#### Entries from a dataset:
┌──

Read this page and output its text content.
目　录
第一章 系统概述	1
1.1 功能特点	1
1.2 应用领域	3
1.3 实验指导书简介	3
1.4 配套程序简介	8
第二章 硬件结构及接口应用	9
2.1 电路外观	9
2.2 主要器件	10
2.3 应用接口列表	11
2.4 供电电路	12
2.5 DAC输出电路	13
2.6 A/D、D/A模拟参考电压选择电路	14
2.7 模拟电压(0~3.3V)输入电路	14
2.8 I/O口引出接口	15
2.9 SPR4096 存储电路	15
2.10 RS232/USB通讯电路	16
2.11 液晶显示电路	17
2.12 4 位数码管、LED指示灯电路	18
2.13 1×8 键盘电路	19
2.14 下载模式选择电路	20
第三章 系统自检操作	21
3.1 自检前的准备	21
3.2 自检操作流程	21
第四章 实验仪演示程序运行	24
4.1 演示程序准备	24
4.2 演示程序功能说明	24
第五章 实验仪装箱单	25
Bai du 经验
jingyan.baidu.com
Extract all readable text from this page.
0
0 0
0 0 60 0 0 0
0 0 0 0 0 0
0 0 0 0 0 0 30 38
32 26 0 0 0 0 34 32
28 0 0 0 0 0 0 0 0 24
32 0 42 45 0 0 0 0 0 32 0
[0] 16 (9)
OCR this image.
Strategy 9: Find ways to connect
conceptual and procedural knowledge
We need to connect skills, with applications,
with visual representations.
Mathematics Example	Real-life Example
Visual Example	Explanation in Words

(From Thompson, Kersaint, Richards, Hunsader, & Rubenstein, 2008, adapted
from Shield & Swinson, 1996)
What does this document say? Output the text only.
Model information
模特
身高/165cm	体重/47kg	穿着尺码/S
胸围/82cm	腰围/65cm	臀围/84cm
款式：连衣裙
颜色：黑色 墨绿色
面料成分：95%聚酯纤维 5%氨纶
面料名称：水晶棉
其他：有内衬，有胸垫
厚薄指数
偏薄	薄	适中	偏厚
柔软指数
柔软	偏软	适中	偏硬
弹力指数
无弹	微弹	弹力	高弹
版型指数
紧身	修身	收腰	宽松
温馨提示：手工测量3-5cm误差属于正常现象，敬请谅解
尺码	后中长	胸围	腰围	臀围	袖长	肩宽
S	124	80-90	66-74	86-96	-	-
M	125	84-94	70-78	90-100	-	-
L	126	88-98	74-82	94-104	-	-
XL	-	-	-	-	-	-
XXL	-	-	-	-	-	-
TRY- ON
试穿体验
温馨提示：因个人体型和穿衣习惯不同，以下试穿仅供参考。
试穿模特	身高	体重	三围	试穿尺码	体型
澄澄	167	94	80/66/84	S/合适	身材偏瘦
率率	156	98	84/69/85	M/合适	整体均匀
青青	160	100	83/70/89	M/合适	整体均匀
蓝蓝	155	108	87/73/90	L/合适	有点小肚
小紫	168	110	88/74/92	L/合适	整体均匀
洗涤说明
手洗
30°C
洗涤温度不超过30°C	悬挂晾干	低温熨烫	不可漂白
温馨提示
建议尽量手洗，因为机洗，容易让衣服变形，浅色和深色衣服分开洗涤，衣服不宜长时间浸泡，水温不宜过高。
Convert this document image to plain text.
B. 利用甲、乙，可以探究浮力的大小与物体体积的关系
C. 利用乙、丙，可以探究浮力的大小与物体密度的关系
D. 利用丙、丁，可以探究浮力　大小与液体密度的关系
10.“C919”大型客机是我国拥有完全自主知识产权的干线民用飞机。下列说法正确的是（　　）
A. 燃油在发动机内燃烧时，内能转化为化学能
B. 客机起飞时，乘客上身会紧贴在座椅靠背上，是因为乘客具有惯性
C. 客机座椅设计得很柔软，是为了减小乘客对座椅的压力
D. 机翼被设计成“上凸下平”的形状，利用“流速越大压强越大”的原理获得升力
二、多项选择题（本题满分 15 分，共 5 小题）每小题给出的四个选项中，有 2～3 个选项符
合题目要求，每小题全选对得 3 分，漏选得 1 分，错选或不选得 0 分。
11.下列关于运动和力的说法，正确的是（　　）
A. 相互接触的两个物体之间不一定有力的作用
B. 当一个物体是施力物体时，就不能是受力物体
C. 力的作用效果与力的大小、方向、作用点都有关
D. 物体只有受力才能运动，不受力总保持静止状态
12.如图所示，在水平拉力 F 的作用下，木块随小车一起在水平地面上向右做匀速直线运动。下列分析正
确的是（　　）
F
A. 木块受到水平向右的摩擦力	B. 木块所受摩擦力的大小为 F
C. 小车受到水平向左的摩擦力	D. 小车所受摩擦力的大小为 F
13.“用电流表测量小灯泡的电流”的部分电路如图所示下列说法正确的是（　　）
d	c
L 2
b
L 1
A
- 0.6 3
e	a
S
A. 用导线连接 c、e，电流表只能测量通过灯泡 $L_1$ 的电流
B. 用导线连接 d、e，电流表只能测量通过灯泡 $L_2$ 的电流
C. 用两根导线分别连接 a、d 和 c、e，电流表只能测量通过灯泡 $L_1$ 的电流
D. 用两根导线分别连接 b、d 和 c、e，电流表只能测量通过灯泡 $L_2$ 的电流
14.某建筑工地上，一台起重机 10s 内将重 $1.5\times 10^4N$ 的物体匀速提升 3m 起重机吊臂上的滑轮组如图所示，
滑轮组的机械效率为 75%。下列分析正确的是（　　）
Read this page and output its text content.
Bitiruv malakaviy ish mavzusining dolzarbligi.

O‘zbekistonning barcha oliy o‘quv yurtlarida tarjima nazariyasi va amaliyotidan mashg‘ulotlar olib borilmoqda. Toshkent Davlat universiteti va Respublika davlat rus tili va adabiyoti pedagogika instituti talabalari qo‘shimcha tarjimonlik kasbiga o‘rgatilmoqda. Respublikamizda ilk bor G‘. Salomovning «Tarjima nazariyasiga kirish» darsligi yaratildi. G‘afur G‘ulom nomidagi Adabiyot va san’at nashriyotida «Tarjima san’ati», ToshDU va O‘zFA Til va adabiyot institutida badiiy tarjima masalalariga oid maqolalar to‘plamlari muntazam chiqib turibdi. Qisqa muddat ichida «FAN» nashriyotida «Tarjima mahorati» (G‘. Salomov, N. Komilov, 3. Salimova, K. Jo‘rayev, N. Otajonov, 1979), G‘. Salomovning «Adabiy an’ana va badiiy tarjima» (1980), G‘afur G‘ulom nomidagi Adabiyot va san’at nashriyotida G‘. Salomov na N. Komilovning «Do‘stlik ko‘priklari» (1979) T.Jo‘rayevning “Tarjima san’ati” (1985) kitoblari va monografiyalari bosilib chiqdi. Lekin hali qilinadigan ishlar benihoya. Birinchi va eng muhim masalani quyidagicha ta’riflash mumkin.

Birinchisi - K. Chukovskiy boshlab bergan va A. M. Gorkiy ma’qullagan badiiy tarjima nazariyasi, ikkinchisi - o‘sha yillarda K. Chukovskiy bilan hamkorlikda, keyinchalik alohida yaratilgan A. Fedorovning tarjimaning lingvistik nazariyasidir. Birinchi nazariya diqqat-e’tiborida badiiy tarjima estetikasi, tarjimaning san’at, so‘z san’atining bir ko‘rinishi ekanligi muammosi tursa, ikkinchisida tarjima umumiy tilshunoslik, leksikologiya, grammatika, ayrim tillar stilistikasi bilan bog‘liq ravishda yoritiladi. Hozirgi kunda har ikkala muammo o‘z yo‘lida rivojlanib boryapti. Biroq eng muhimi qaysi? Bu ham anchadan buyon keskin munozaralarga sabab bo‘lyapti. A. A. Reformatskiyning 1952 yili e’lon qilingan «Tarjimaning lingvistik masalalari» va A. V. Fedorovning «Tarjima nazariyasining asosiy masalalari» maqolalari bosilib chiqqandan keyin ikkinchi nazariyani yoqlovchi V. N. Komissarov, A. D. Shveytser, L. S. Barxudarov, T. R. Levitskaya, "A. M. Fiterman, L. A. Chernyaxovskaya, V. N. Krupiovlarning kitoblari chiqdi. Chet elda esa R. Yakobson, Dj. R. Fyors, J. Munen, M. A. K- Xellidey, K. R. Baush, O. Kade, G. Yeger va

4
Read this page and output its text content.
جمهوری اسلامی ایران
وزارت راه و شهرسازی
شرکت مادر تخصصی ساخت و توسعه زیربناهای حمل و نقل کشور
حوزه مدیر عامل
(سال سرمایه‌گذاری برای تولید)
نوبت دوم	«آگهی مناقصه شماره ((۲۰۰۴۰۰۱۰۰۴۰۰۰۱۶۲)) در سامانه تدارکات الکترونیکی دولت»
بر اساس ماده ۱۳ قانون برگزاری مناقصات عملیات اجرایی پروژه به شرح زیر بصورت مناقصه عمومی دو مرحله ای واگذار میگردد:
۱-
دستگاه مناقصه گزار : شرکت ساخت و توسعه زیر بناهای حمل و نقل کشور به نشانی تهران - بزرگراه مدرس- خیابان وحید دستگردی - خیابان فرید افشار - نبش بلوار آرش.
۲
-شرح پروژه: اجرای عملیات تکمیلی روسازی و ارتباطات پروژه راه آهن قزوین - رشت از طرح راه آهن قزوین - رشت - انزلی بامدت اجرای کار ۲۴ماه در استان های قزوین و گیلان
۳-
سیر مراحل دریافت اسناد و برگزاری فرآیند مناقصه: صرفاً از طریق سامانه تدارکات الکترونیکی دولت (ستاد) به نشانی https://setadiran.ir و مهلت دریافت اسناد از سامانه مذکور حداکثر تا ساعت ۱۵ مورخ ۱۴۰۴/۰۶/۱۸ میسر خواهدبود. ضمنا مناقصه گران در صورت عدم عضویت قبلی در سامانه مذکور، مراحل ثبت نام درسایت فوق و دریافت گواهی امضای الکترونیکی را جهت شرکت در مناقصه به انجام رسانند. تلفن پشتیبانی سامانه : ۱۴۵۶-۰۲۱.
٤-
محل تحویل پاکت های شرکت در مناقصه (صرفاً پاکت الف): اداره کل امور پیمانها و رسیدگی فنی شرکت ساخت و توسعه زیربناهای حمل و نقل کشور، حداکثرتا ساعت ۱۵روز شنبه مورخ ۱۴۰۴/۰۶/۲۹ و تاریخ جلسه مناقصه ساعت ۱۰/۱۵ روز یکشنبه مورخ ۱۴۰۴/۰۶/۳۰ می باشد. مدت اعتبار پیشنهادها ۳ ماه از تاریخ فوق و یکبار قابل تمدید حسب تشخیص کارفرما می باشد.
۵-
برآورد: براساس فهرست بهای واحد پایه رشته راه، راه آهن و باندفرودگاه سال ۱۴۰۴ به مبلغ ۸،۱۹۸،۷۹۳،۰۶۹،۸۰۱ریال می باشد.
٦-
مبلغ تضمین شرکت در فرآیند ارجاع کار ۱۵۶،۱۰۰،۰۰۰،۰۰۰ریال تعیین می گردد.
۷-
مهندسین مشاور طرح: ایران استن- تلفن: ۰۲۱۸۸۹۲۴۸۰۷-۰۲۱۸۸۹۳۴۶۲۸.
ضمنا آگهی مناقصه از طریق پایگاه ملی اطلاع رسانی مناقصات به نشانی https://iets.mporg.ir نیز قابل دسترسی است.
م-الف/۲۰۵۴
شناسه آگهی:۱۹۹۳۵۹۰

└──

#### WORK REQUIRED:
Return each line where "温馨提示" shows up.

#### ANSWER FOR THE TASK:
温馨提示：手工测量3-5cm误差属于正常现象，敬请谅解
温馨提示：因个人体型和穿衣习惯不同，以下试穿仅供参考。
温馨提示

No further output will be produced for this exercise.